— Start —
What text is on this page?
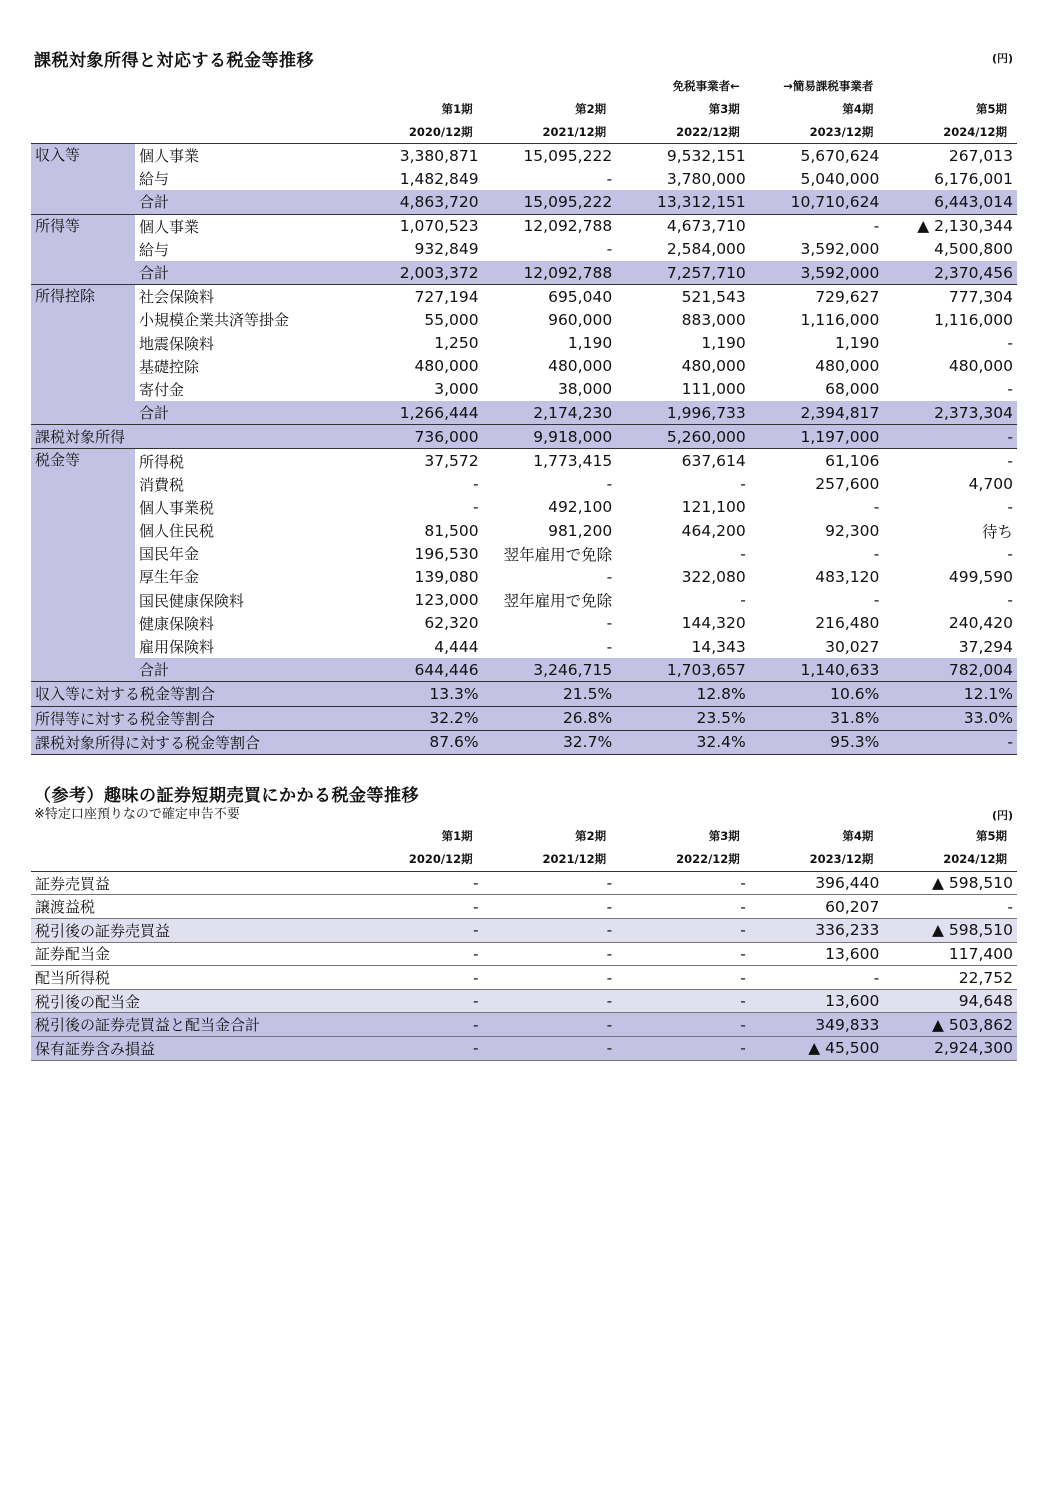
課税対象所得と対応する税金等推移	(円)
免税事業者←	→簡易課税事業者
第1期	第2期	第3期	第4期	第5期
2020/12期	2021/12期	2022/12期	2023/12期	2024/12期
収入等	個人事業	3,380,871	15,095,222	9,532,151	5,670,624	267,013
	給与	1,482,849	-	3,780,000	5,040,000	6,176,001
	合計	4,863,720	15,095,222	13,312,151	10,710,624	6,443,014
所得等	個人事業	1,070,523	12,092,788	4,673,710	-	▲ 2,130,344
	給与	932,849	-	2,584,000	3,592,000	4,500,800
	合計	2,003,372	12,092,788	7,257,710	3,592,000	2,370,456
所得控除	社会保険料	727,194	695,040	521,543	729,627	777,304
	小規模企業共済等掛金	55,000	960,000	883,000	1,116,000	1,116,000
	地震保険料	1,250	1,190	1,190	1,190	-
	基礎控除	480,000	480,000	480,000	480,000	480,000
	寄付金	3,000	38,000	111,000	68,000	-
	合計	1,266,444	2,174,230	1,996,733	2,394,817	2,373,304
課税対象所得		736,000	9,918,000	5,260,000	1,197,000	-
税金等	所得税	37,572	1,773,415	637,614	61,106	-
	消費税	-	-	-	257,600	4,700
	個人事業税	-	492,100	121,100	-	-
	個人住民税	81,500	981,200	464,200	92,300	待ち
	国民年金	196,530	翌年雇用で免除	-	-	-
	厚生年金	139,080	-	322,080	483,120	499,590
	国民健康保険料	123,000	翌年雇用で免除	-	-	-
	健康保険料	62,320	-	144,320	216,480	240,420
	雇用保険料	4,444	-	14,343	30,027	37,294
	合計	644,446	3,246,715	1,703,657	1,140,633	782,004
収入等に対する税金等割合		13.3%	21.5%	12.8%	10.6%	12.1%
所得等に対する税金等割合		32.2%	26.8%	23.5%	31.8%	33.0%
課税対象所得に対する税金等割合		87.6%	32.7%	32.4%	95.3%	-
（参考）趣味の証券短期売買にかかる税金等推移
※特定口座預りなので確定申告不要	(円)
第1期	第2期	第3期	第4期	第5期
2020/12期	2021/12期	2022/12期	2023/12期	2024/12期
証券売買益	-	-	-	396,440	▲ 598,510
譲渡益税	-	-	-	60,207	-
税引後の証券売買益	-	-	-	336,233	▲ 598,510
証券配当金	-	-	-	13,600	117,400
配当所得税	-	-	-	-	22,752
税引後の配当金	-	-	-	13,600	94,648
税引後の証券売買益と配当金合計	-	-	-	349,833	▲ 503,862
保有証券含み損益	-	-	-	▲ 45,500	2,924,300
— End —
— Start —
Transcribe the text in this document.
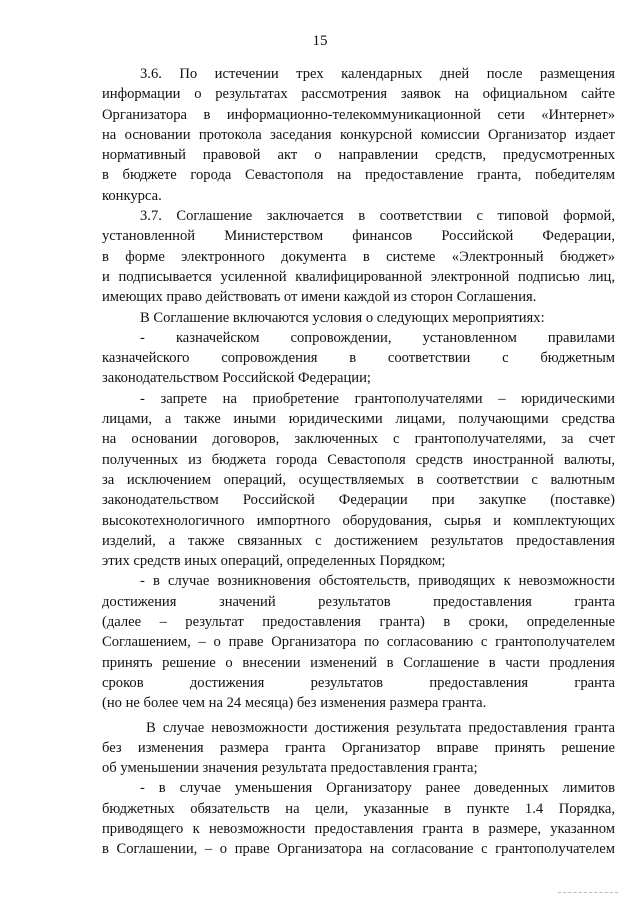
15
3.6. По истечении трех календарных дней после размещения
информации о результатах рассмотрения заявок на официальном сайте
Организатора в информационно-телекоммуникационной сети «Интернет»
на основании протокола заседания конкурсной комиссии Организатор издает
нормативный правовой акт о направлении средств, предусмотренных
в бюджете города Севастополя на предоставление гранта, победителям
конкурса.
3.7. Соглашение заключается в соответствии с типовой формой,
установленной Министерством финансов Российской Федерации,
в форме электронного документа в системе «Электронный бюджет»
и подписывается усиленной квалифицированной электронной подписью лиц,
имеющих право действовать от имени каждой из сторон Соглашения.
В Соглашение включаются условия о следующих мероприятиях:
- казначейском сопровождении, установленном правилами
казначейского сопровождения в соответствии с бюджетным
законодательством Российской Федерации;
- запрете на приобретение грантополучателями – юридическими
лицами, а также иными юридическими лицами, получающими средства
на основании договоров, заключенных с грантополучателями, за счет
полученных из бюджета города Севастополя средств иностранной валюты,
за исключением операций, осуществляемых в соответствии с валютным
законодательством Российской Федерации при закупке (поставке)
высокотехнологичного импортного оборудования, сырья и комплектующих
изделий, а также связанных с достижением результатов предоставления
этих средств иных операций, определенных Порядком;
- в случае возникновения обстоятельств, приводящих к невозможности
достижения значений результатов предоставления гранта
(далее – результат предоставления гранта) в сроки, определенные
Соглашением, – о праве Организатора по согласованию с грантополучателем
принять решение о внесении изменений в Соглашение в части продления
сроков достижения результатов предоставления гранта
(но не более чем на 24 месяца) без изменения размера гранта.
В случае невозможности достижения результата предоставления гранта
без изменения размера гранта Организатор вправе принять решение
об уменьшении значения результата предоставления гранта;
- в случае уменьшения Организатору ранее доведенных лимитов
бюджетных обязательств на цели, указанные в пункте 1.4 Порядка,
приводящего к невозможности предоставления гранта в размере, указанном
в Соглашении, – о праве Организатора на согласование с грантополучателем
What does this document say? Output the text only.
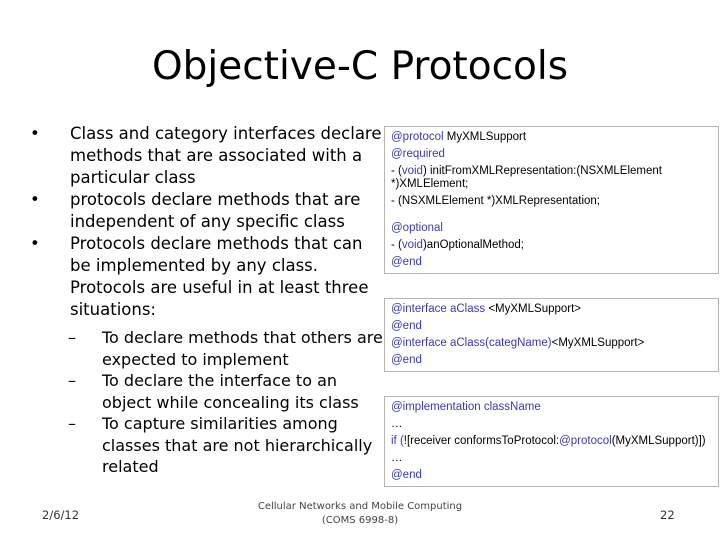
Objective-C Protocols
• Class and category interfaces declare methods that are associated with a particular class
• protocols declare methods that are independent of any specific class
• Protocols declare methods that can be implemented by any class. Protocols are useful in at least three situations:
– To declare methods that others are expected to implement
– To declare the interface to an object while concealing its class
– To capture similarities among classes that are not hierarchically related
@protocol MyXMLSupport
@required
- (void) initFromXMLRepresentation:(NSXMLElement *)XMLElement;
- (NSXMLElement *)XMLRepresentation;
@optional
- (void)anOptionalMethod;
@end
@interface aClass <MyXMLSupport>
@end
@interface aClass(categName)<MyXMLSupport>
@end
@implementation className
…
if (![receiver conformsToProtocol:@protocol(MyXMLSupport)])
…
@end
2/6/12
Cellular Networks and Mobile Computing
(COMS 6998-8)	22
— End —
— Start —
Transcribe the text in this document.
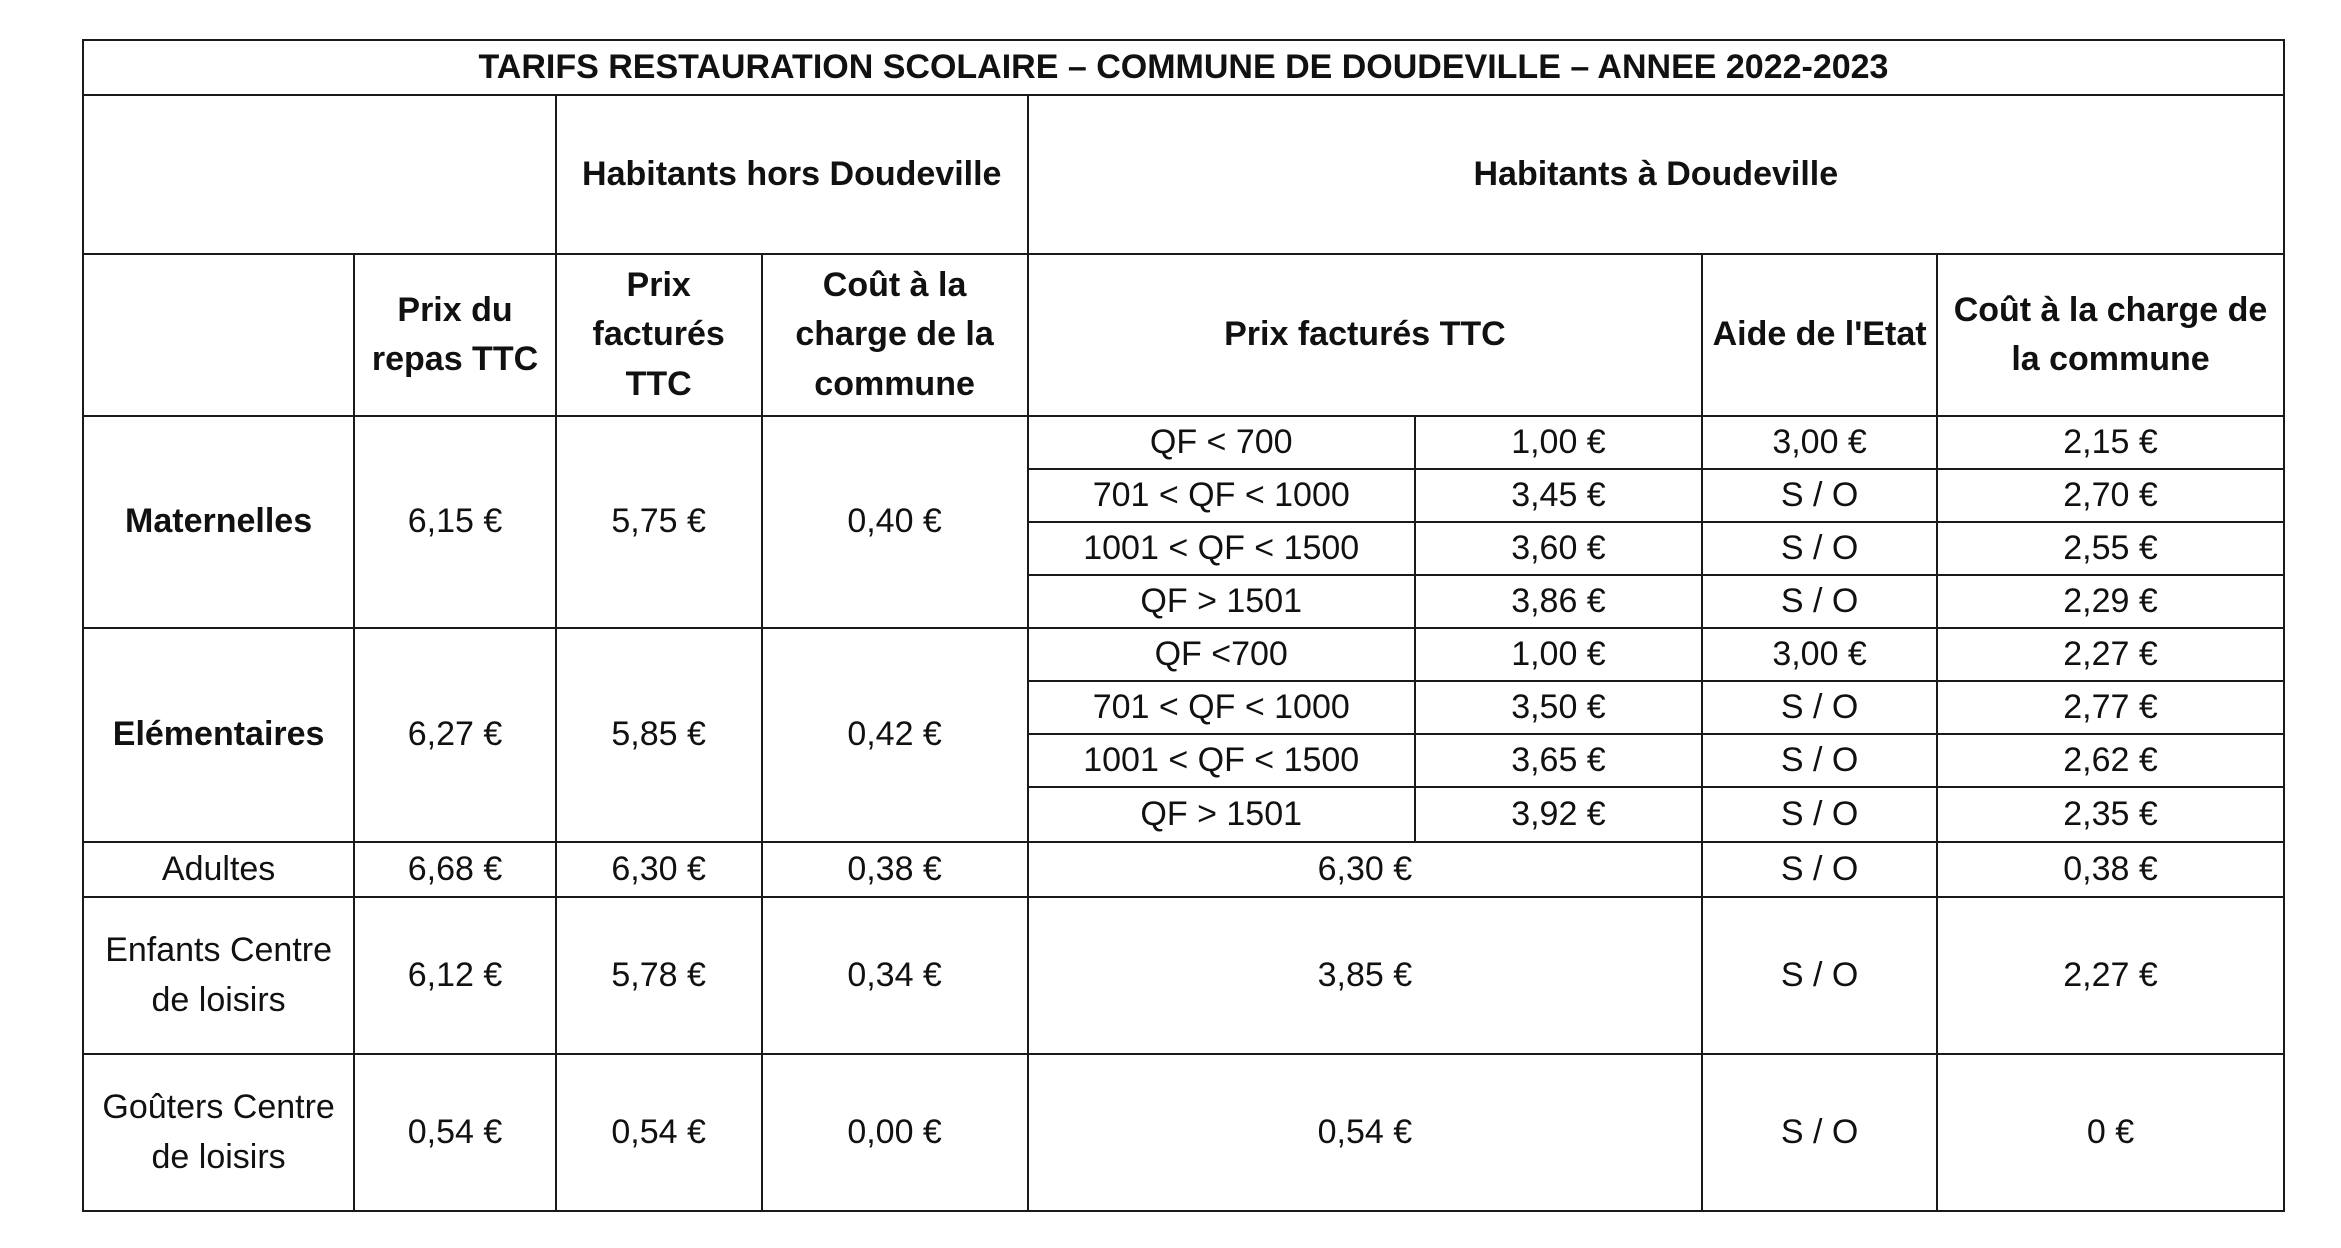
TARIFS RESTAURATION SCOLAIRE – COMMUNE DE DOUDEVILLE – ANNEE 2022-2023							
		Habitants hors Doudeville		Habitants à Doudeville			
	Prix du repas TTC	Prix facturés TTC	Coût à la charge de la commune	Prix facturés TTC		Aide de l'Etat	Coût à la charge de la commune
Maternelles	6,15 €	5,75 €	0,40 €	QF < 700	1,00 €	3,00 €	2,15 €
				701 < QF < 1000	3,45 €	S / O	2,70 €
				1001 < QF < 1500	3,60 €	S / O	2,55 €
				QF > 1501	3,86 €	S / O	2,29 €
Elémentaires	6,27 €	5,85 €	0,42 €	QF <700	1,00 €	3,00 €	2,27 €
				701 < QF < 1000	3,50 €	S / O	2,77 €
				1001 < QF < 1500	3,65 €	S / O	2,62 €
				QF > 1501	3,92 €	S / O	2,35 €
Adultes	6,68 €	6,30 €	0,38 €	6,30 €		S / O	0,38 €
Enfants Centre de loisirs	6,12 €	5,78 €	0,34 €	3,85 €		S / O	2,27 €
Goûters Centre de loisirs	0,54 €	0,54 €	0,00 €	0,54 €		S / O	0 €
— End —
### PROBLEM
Determine the count of lines in the data above with the string "решение" in them, and give that count alone.

### EXERCISE RESPONSE
2